— begin SUPPLIED RECORDS —
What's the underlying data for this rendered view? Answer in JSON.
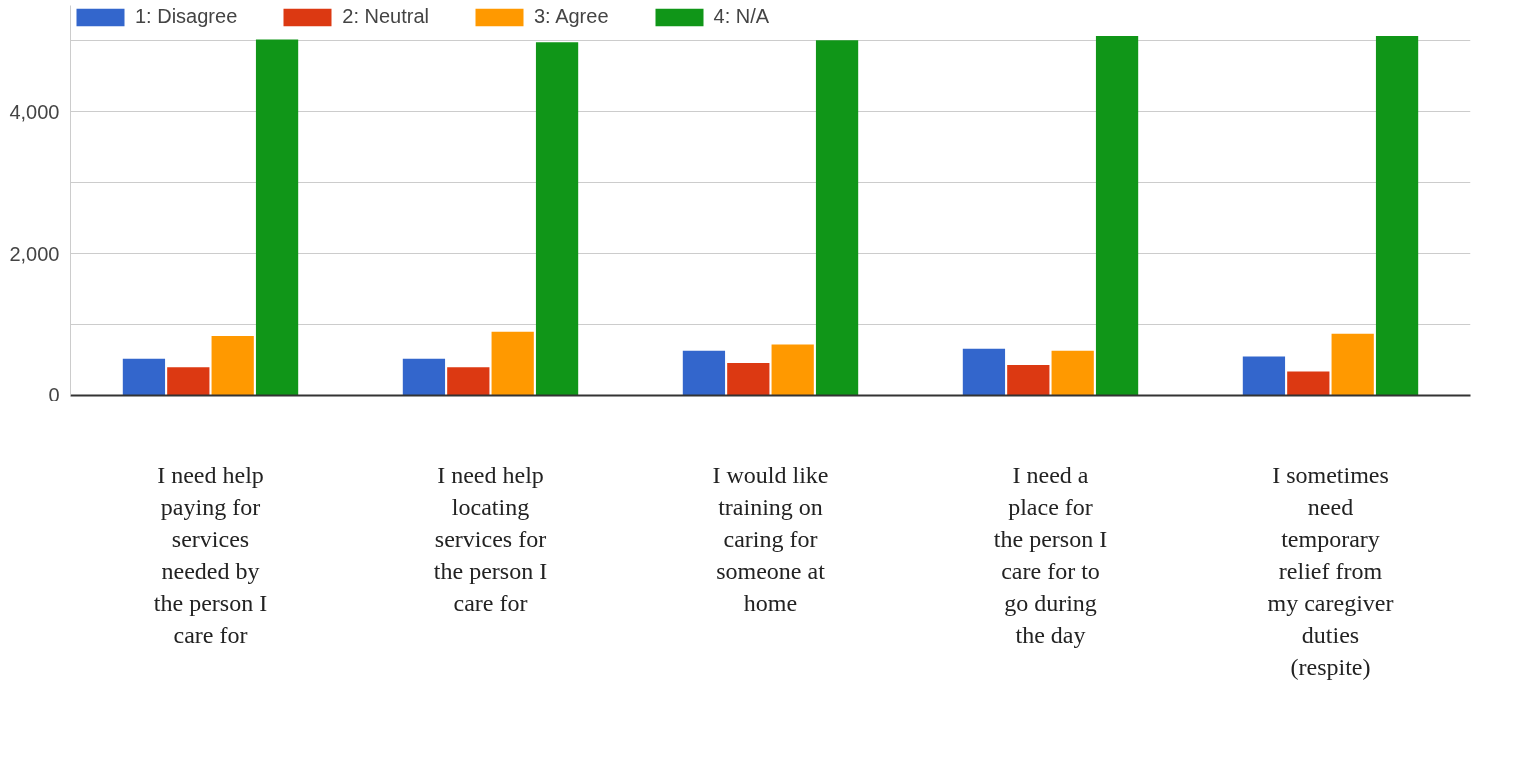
{
  "chart_data": {
    "type": "bar",
    "categories": [
      "I need help paying for services needed by the person I care for",
      "I need help locating services for the person I care for",
      "I would like training on caring for someone at home",
      "I need a place for the person I care for to go during the day",
      "I sometimes need temporary relief from my caregiver duties (respite)"
    ],
    "series": [
      {
        "name": "1: Disagree",
        "color": "#3366cc",
        "values": [
          520,
          520,
          630,
          660,
          550
        ]
      },
      {
        "name": "2: Neutral",
        "color": "#dc3912",
        "values": [
          400,
          400,
          460,
          430,
          340
        ]
      },
      {
        "name": "3: Agree",
        "color": "#ff9900",
        "values": [
          840,
          900,
          720,
          630,
          870
        ]
      },
      {
        "name": "4: N/A",
        "color": "#109618",
        "values": [
          5020,
          4980,
          5010,
          5070,
          5070
        ]
      }
    ],
    "ylim": [
      0,
      5500
    ],
    "yticks": [
      0,
      {
        "value": 1000,
        "label": null
      },
      {
        "value": 2000,
        "label": "2,000"
      },
      {
        "value": 3000,
        "label": null
      },
      {
        "value": 4000,
        "label": "4,000"
      },
      {
        "value": 5000,
        "label": null
      }
    ],
    "grid": "y",
    "legend": "top left"
  }
}
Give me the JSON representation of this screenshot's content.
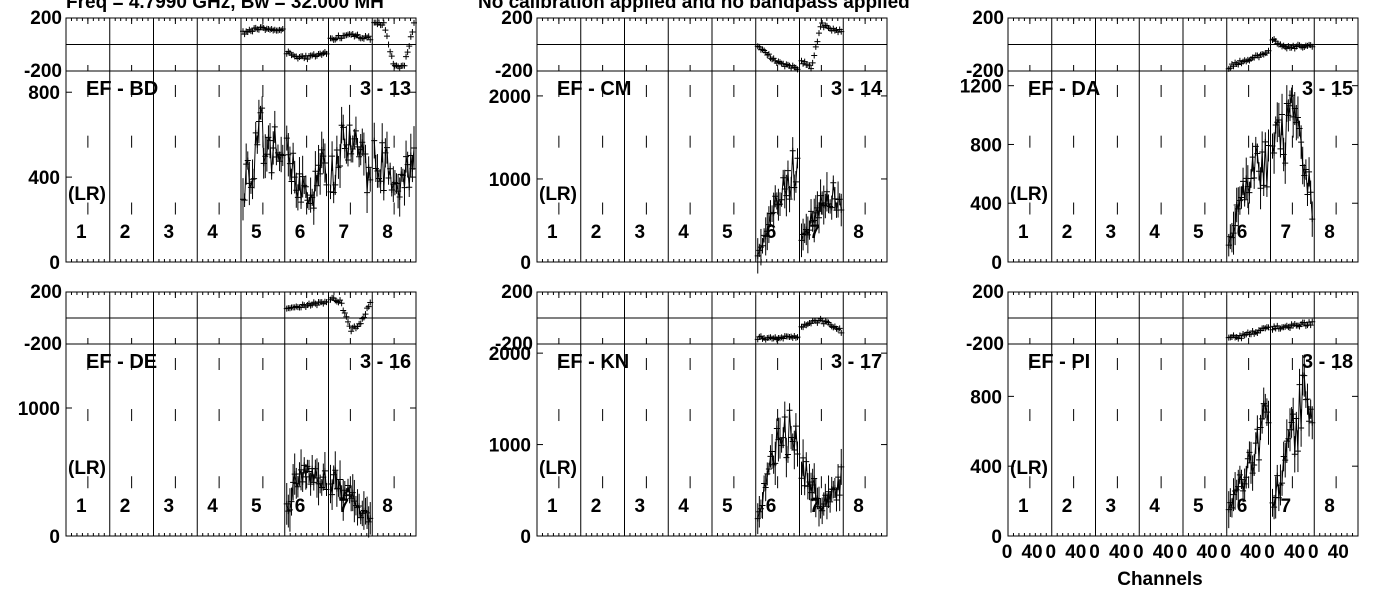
— end SUPPLIED RECORDS —
• PROBLEM: Take each line containing the string "color" and copy it out.

• ANSWER TO THE EXERCISE:
        "color": "#3366cc",
        "color": "#dc3912",
        "color": "#ff9900",
        "color": "#109618",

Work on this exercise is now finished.